**Do this**
Copy the records word for word, from the first line through the line containing "599, 75, 639]".

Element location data
[BEGIN]
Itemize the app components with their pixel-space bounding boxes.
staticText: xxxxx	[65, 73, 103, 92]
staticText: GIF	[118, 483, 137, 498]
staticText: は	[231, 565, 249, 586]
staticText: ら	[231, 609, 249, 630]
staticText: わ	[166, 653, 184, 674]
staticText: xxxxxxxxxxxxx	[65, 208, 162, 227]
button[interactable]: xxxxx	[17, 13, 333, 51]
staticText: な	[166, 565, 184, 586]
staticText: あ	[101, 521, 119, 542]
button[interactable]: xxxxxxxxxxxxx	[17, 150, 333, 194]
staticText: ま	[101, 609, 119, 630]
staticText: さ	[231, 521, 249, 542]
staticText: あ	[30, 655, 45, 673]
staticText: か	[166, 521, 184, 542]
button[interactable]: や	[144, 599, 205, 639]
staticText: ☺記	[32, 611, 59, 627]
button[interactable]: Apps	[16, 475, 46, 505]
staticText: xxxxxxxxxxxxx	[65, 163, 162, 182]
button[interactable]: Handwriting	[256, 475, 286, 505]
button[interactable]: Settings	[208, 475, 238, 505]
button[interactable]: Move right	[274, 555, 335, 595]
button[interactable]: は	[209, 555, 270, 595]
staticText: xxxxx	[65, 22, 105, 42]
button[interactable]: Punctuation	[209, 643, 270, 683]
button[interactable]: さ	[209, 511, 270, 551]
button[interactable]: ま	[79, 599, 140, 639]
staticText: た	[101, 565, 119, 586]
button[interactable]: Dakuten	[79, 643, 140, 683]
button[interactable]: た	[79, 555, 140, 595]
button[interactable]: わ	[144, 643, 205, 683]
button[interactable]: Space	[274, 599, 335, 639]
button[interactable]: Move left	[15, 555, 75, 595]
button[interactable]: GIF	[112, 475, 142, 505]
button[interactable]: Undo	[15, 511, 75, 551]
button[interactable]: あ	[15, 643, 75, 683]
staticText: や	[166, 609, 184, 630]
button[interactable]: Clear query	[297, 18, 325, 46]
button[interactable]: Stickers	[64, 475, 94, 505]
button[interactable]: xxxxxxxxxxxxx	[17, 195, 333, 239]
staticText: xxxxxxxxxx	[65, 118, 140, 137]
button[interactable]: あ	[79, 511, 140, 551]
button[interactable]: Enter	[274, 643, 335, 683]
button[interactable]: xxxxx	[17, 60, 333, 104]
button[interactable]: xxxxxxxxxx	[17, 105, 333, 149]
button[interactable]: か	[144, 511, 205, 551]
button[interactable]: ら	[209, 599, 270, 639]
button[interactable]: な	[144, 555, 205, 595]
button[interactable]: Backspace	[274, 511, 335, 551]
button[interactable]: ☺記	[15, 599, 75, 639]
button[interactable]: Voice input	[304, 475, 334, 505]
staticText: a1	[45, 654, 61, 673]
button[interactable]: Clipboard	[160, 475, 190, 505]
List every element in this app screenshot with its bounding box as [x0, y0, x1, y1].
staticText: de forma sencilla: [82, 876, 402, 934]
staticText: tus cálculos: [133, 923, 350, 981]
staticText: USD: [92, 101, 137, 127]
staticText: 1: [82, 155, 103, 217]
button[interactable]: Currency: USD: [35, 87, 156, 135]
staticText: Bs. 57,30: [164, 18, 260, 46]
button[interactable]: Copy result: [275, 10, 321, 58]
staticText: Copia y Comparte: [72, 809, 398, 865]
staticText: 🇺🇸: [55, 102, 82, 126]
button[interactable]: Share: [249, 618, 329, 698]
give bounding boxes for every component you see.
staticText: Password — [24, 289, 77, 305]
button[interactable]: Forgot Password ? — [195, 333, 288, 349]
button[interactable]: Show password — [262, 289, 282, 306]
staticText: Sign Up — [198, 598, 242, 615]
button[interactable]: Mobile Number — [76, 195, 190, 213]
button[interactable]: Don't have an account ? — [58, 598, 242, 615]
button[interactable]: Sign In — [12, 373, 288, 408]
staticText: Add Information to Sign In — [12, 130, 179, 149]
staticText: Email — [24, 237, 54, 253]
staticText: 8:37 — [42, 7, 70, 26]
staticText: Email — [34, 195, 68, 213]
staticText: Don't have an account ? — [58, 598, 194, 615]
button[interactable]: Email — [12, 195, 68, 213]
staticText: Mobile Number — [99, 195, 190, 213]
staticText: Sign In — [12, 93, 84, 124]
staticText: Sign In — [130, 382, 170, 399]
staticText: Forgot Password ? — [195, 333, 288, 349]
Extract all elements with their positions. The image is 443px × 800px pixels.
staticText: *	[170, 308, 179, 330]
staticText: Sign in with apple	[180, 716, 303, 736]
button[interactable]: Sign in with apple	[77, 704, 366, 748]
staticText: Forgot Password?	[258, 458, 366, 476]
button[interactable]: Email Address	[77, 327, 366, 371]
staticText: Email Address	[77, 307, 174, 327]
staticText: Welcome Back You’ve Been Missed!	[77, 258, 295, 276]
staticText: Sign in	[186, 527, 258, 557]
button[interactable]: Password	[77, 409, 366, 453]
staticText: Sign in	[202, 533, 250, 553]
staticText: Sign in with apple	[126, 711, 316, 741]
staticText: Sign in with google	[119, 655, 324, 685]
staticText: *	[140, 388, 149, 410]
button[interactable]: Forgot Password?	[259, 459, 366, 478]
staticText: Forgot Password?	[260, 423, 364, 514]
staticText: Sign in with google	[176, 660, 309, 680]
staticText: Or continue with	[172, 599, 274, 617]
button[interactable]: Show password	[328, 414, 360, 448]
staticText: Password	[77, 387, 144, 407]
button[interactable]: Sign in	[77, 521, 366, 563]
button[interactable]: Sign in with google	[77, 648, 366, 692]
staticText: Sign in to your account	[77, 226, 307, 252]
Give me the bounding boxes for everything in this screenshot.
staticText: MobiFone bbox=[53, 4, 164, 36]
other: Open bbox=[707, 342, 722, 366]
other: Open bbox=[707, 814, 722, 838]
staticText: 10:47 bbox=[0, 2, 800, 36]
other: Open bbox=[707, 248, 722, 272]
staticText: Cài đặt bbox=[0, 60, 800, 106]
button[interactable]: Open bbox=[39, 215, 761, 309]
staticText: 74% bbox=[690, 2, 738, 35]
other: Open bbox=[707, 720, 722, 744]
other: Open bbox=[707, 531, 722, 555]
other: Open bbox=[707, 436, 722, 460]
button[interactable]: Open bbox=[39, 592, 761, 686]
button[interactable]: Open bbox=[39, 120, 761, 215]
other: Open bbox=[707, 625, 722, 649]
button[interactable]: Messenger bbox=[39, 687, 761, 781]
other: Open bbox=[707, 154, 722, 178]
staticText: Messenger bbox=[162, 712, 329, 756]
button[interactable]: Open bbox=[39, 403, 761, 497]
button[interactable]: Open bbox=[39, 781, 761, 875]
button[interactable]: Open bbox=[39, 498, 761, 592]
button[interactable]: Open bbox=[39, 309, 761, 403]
[END]
**Result for this task**
Itemize the app components with their pixel-space bounding boxes.
staticText: xxxxx	[65, 73, 103, 92]
staticText: GIF	[118, 483, 137, 498]
staticText: は	[231, 565, 249, 586]
staticText: ら	[231, 609, 249, 630]
staticText: わ	[166, 653, 184, 674]
staticText: xxxxxxxxxxxxx	[65, 208, 162, 227]
button[interactable]: xxxxx	[17, 13, 333, 51]
staticText: な	[166, 565, 184, 586]
staticText: あ	[101, 521, 119, 542]
button[interactable]: xxxxxxxxxxxxx	[17, 150, 333, 194]
staticText: ま	[101, 609, 119, 630]
staticText: さ	[231, 521, 249, 542]
staticText: あ	[30, 655, 45, 673]
staticText: か	[166, 521, 184, 542]
button[interactable]: や	[144, 599, 205, 639]
staticText: ☺記	[32, 611, 59, 627]
button[interactable]: Apps	[16, 475, 46, 505]
staticText: xxxxxxxxxxxxx	[65, 163, 162, 182]
button[interactable]: Handwriting	[256, 475, 286, 505]
button[interactable]: Settings	[208, 475, 238, 505]
button[interactable]: Move right	[274, 555, 335, 595]
button[interactable]: は	[209, 555, 270, 595]
staticText: xxxxx	[65, 22, 105, 42]
button[interactable]: Punctuation	[209, 643, 270, 683]
button[interactable]: さ	[209, 511, 270, 551]
button[interactable]: ま	[79, 599, 140, 639]
staticText: た	[101, 565, 119, 586]
button[interactable]: Dakuten	[79, 643, 140, 683]
button[interactable]: た	[79, 555, 140, 595]
button[interactable]: わ	[144, 643, 205, 683]
button[interactable]: Space	[274, 599, 335, 639]
button[interactable]: Move left	[15, 555, 75, 595]
button[interactable]: GIF	[112, 475, 142, 505]
button[interactable]: Undo	[15, 511, 75, 551]
button[interactable]: あ	[15, 643, 75, 683]
staticText: や	[166, 609, 184, 630]
button[interactable]: Clear query	[297, 18, 325, 46]
button[interactable]: Stickers	[64, 475, 94, 505]
button[interactable]: xxxxxxxxxxxxx	[17, 195, 333, 239]
staticText: xxxxxxxxxx	[65, 118, 140, 137]
button[interactable]: あ	[79, 511, 140, 551]
button[interactable]: Enter	[274, 643, 335, 683]
button[interactable]: xxxxx	[17, 60, 333, 104]
button[interactable]: xxxxxxxxxx	[17, 105, 333, 149]
button[interactable]: か	[144, 511, 205, 551]
button[interactable]: ら	[209, 599, 270, 639]
button[interactable]: な	[144, 555, 205, 595]
button[interactable]: Backspace	[274, 511, 335, 551]
button[interactable]: ☺記	[15, 599, 75, 639]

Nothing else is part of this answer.